Challenge: Every record should be repeated exactly, except that pictures are left out.

(Collection entries)
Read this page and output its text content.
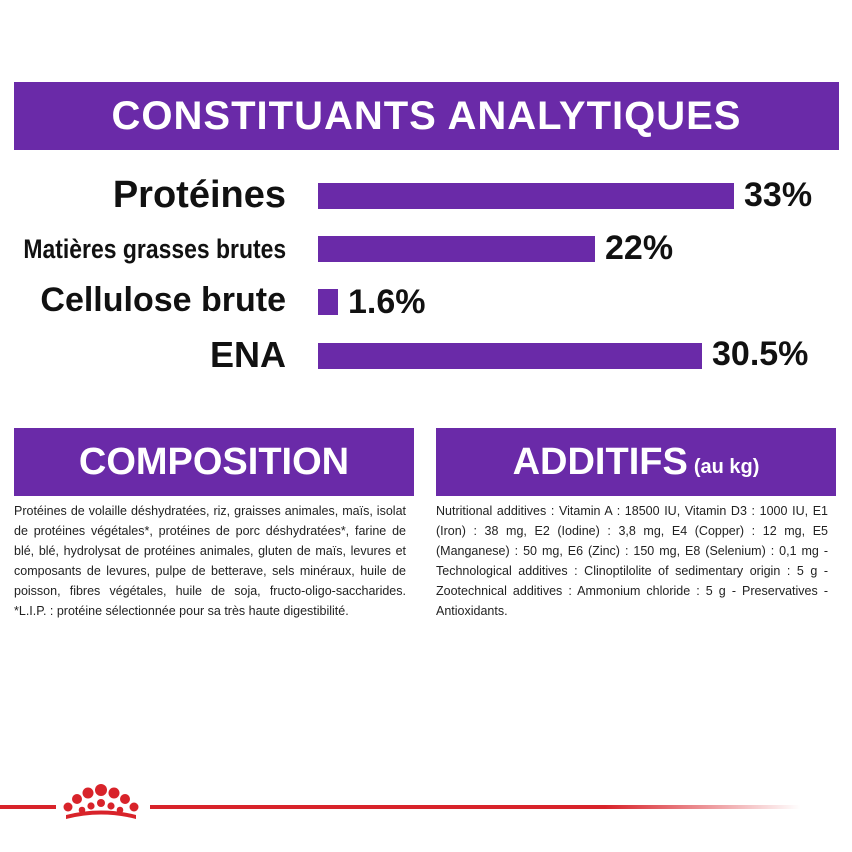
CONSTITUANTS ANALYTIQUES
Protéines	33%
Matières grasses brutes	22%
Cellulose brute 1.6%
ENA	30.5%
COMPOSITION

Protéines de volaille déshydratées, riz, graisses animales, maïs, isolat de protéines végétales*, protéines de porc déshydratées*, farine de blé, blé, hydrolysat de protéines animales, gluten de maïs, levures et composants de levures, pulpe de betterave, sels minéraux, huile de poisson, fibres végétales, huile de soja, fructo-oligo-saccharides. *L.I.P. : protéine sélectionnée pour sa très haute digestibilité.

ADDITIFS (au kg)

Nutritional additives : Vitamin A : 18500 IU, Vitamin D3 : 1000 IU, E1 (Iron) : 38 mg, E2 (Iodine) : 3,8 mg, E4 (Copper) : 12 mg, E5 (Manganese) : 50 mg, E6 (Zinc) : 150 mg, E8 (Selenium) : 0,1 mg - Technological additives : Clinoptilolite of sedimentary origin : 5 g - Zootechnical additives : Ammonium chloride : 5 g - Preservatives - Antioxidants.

Exercise output:
Read this page and output its text content.
CONSTITUANTS ANALYTIQUES
Protéines	33%
Matières grasses brutes	22%
Cellulose brute 1.6%
ENA	30.5%
COMPOSITION

Protéines de volaille déshydratées, riz, graisses animales, maïs, isolat de protéines végétales*, protéines de porc déshydratées*, farine de blé, blé, hydrolysat de protéines animales, gluten de maïs, levures et composants de levures, pulpe de betterave, sels minéraux, huile de poisson, fibres végétales, huile de soja, fructo-oligo-saccharides. *L.I.P. : protéine sélectionnée pour sa très haute digestibilité.

ADDITIFS (au kg)

Nutritional additives : Vitamin A : 18500 IU, Vitamin D3 : 1000 IU, E1 (Iron) : 38 mg, E2 (Iodine) : 3,8 mg, E4 (Copper) : 12 mg, E5 (Manganese) : 50 mg, E6 (Zinc) : 150 mg, E8 (Selenium) : 0,1 mg - Technological additives : Clinoptilolite of sedimentary origin : 5 g - Zootechnical additives : Ammonium chloride : 5 g - Preservatives - Antioxidants.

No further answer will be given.